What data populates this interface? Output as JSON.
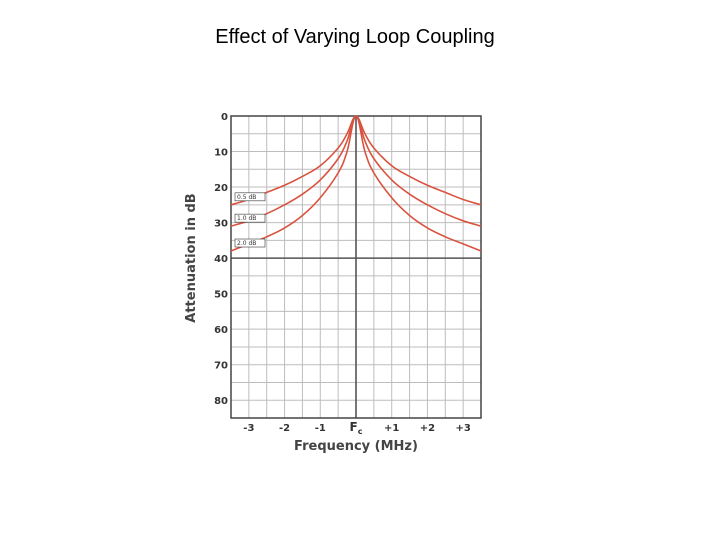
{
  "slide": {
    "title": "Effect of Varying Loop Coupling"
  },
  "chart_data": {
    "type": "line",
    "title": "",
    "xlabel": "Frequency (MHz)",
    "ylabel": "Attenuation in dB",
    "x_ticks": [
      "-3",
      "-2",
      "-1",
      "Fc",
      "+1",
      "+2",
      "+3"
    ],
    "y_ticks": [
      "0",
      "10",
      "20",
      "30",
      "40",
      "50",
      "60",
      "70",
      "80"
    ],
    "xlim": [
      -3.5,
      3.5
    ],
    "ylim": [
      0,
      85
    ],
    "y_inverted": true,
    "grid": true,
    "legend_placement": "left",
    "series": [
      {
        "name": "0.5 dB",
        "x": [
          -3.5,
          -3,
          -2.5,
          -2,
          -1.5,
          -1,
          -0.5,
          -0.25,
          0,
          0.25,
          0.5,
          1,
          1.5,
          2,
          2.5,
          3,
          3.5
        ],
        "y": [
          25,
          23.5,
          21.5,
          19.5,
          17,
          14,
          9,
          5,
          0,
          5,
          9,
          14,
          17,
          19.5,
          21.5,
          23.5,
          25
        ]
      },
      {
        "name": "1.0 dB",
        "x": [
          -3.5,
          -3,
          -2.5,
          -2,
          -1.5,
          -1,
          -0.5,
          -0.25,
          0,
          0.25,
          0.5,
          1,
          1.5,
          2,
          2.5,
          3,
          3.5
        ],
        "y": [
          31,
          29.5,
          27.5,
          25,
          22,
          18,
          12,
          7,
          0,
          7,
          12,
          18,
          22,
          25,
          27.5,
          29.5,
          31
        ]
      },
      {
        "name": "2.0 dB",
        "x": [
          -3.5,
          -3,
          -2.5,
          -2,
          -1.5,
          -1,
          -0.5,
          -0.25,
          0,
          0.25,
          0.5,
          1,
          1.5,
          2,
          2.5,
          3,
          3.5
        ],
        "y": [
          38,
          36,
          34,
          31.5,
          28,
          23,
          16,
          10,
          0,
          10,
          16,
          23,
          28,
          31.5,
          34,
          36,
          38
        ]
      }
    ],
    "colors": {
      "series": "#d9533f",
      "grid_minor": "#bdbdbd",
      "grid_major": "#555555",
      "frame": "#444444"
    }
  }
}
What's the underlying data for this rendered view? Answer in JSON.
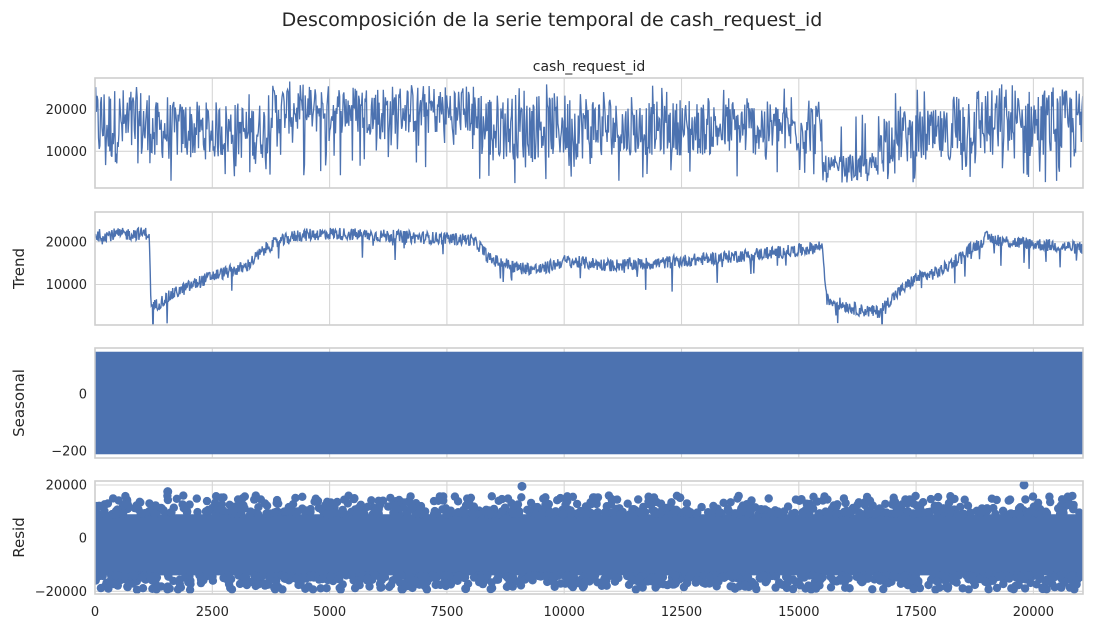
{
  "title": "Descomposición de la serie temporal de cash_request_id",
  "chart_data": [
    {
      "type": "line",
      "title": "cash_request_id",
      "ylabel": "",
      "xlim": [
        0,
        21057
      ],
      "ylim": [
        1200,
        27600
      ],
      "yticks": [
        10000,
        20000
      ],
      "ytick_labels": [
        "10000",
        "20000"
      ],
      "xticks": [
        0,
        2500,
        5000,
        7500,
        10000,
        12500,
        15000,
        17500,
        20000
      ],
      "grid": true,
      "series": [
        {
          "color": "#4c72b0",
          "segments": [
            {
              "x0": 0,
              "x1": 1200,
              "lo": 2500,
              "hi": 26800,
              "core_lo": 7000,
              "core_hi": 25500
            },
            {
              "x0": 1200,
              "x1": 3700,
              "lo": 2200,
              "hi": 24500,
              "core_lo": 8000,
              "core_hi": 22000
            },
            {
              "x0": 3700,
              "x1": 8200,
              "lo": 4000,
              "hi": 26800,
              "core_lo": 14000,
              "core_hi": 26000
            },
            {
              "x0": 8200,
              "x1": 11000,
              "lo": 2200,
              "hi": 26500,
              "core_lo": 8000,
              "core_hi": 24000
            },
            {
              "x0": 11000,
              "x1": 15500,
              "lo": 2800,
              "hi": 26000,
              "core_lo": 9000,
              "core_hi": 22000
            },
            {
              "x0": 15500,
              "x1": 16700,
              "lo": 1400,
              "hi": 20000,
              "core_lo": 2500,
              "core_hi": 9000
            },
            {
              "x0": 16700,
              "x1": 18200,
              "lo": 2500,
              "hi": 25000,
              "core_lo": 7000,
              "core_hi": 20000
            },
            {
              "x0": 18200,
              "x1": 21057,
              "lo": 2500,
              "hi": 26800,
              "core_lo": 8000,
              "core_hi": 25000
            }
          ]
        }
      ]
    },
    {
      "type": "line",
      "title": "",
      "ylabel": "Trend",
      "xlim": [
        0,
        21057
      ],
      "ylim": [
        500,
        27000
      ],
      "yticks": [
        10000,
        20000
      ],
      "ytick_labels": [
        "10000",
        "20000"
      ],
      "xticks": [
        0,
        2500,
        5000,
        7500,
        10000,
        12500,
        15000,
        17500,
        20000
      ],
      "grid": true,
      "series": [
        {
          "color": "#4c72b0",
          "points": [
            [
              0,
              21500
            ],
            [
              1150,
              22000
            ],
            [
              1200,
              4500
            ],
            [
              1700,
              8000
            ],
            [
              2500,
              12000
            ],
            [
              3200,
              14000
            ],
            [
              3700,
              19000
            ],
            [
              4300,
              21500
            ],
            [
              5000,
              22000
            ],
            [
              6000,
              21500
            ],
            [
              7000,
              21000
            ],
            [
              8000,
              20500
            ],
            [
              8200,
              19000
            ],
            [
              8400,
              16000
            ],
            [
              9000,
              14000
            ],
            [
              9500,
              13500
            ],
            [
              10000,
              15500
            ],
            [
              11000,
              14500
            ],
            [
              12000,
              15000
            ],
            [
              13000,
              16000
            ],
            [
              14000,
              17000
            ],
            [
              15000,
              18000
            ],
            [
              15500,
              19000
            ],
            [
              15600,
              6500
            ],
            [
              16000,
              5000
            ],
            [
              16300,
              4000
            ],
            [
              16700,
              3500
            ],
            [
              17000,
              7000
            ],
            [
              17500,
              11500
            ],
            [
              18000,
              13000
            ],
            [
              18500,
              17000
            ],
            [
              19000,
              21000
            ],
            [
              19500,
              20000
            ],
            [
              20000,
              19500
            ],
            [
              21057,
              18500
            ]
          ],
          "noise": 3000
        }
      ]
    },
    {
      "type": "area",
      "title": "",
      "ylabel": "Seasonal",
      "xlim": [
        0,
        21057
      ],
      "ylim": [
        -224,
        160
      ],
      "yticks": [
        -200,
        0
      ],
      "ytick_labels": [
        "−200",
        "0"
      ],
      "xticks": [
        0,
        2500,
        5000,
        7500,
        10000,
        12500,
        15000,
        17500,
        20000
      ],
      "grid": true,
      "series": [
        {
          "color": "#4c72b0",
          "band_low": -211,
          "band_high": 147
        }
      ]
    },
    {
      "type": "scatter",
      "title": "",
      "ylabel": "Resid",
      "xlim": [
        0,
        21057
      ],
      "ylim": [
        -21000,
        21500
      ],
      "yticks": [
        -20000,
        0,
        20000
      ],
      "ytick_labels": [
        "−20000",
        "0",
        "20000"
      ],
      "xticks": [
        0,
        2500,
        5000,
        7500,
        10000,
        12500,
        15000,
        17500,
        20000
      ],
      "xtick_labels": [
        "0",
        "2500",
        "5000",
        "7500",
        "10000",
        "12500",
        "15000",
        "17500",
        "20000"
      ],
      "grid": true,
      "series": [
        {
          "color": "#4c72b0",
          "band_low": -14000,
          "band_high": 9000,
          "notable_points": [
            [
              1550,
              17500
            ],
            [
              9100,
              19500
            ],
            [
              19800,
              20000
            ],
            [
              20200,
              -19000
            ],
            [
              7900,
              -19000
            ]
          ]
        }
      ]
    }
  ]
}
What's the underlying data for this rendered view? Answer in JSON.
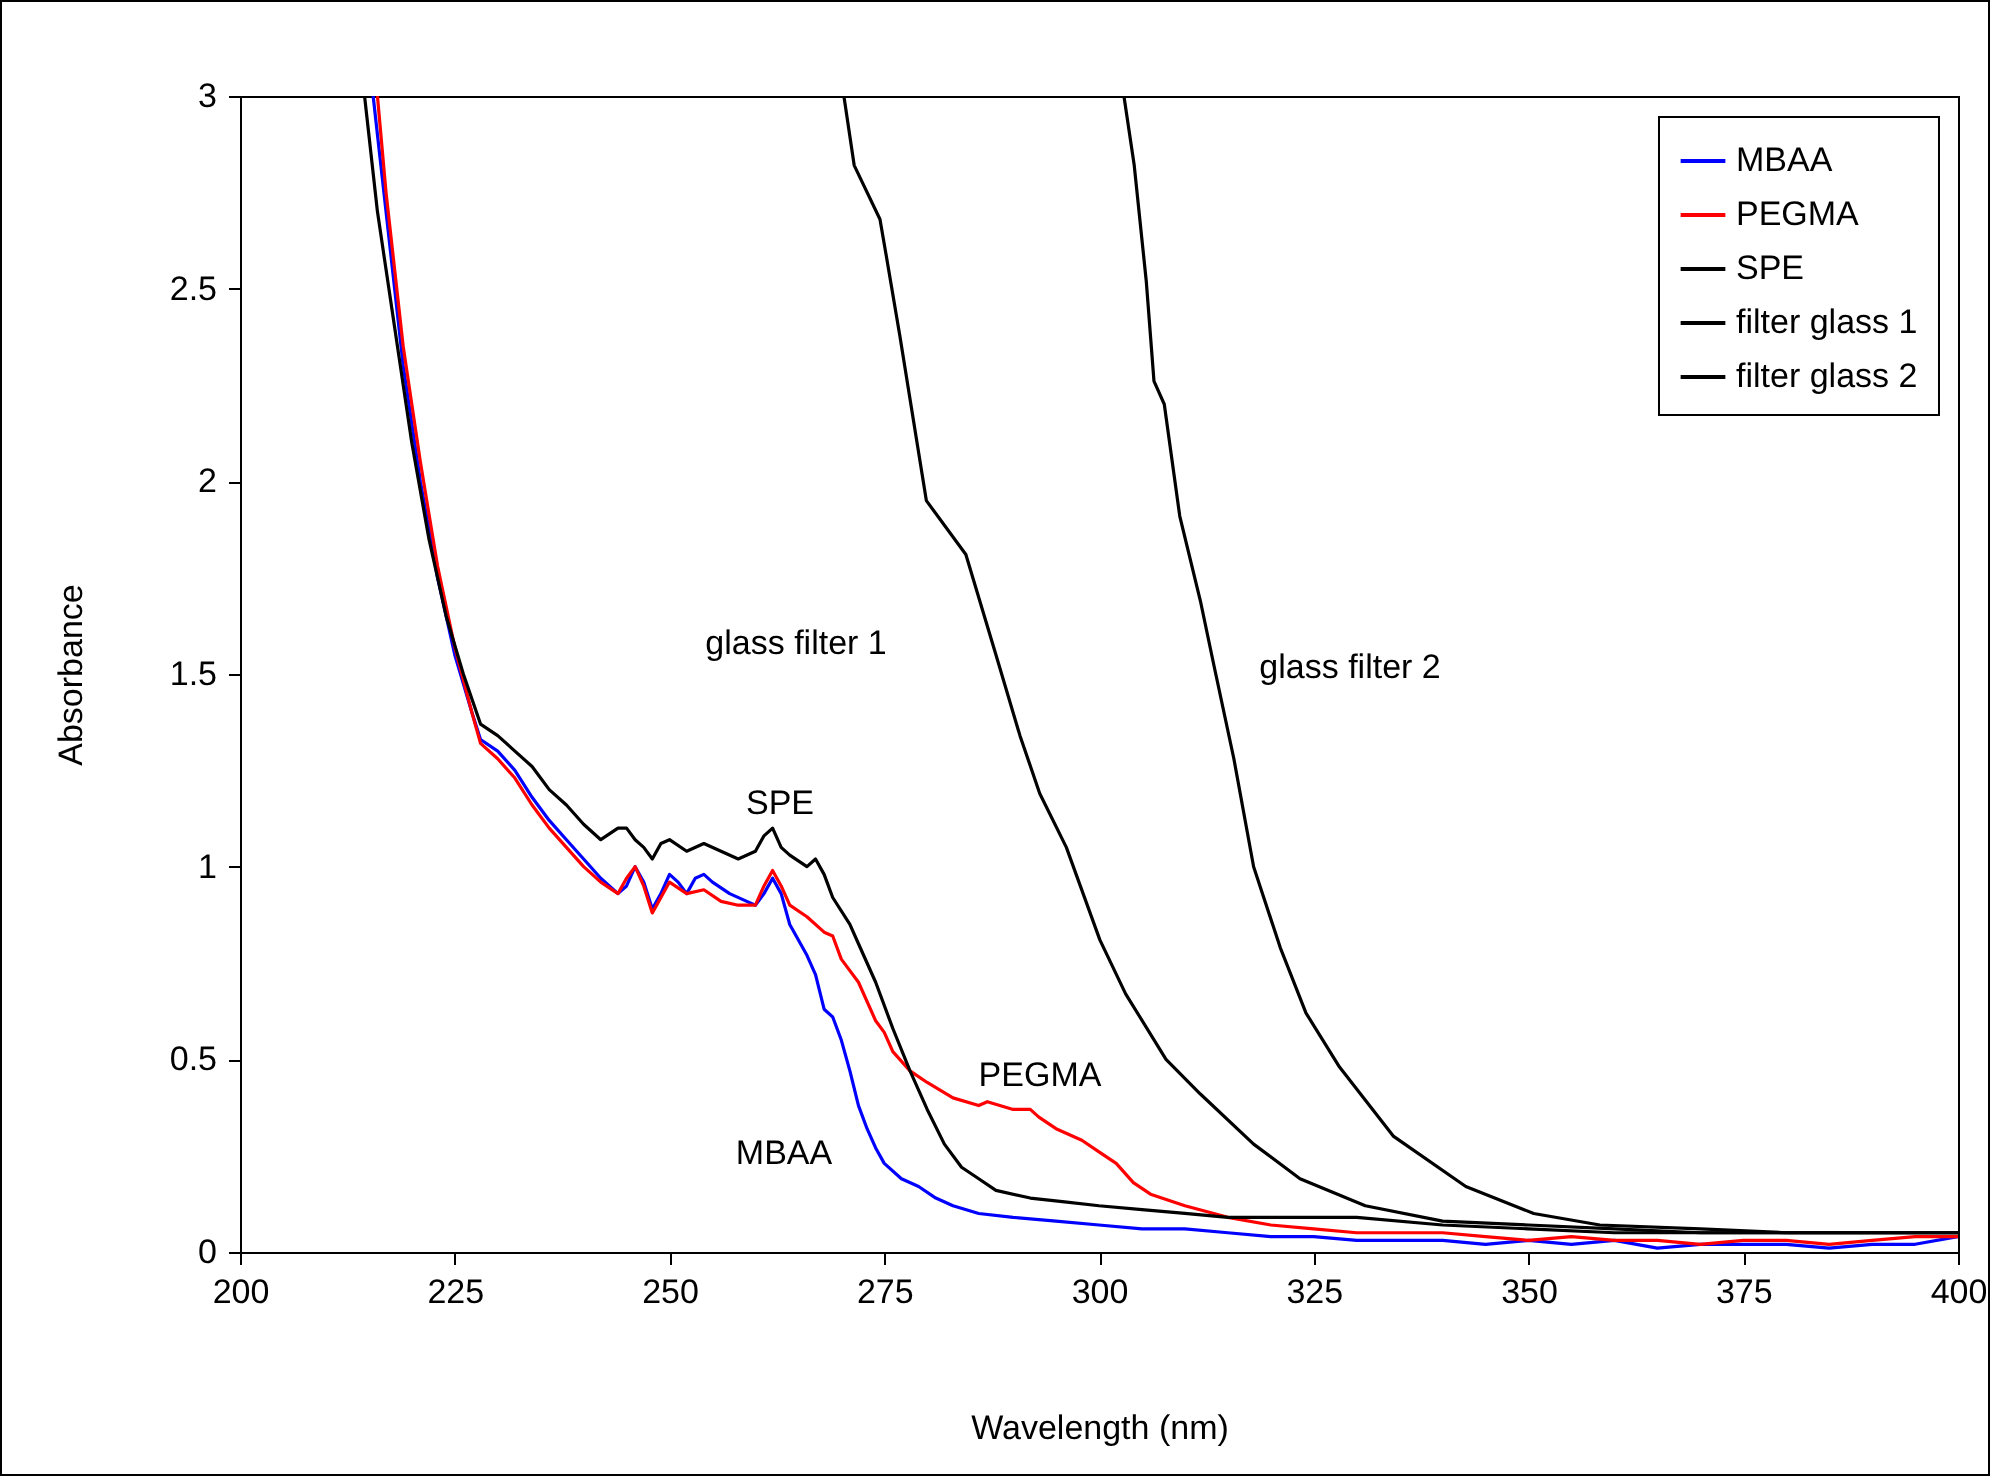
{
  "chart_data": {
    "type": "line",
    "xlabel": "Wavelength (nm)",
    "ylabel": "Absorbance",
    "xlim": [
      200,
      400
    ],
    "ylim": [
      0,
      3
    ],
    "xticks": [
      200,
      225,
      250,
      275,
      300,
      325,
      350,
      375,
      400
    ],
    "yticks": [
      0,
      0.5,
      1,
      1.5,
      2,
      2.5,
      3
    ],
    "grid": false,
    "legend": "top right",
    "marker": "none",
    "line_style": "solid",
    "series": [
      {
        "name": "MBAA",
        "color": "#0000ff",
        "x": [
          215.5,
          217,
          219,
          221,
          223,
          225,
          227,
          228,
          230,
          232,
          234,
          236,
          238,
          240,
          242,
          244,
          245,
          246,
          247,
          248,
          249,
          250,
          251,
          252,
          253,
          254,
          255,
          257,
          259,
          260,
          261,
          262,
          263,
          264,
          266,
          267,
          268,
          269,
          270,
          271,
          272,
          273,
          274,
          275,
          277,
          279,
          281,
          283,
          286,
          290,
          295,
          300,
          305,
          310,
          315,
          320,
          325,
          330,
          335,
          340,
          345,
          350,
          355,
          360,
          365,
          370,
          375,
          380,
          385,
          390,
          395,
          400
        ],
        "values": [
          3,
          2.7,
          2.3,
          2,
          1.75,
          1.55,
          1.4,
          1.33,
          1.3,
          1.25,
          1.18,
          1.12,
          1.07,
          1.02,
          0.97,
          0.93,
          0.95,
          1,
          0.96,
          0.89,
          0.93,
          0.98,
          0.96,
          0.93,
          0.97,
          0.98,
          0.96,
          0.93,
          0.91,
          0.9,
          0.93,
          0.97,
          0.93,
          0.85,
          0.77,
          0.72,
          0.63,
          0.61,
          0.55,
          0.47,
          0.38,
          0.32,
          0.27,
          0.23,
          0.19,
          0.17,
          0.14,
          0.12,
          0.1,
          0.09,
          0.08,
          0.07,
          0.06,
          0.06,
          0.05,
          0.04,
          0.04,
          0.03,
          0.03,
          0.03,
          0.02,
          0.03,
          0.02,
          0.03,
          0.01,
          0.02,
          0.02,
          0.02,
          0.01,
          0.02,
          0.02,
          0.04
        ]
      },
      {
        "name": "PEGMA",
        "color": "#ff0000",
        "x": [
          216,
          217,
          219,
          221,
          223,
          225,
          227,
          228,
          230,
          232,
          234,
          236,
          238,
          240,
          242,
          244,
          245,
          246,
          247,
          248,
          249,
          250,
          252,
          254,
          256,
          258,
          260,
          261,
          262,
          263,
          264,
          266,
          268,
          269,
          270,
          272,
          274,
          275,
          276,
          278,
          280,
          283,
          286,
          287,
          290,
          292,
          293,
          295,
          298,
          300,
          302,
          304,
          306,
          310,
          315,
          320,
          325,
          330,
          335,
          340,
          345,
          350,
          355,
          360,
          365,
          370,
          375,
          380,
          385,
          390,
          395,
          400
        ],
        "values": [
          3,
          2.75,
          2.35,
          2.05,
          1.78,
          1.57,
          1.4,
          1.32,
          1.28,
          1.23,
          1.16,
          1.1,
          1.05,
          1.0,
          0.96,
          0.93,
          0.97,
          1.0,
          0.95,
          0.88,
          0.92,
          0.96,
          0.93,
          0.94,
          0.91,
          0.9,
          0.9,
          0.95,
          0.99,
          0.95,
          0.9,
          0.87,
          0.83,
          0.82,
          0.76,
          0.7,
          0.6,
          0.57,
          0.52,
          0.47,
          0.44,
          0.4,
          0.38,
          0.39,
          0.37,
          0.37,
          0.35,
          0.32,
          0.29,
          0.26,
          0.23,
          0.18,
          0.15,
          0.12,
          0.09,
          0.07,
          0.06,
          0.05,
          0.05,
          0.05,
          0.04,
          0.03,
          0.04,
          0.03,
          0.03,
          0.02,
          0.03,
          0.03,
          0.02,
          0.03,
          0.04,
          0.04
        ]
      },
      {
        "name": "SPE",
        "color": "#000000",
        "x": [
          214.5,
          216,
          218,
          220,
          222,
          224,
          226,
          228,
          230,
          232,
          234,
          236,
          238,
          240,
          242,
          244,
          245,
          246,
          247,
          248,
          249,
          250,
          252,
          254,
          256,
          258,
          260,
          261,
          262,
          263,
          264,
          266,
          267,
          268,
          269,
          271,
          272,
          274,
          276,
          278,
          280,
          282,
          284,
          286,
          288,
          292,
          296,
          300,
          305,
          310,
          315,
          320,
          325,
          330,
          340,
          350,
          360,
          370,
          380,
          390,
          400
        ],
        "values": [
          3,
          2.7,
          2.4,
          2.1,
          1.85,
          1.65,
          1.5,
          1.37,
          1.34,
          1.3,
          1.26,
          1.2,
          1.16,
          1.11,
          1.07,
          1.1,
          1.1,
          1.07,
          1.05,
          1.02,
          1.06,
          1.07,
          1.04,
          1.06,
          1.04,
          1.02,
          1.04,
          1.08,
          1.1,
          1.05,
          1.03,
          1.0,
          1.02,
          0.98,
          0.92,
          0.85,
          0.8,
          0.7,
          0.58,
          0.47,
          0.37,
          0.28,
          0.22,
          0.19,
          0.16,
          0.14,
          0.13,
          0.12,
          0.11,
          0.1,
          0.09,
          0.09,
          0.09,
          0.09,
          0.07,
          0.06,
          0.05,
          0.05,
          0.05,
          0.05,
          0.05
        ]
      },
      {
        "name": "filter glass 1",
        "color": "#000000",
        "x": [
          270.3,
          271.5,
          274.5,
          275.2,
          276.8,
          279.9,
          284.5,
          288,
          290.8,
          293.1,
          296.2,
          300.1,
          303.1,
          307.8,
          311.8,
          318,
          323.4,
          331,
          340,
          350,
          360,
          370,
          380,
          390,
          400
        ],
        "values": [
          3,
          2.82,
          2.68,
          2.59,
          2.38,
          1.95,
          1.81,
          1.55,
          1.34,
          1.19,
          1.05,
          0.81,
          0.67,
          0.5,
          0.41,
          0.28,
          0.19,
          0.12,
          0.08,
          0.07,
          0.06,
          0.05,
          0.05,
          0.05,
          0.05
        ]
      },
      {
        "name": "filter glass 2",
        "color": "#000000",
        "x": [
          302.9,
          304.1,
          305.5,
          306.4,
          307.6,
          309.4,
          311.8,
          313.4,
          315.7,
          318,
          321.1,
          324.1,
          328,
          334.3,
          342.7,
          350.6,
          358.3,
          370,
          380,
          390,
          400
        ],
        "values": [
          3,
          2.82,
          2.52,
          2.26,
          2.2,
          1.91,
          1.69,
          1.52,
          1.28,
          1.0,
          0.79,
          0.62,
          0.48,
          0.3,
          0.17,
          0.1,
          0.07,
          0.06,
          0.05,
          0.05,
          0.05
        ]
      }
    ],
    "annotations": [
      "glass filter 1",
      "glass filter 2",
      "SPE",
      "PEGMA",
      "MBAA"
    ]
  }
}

* _Task statement_: Look through the entries above and list every line containing "xlabel".

* _Result_:
    "xlabel": "Frequency (MHz)",
    "xlabel": "Wavelength (nm)",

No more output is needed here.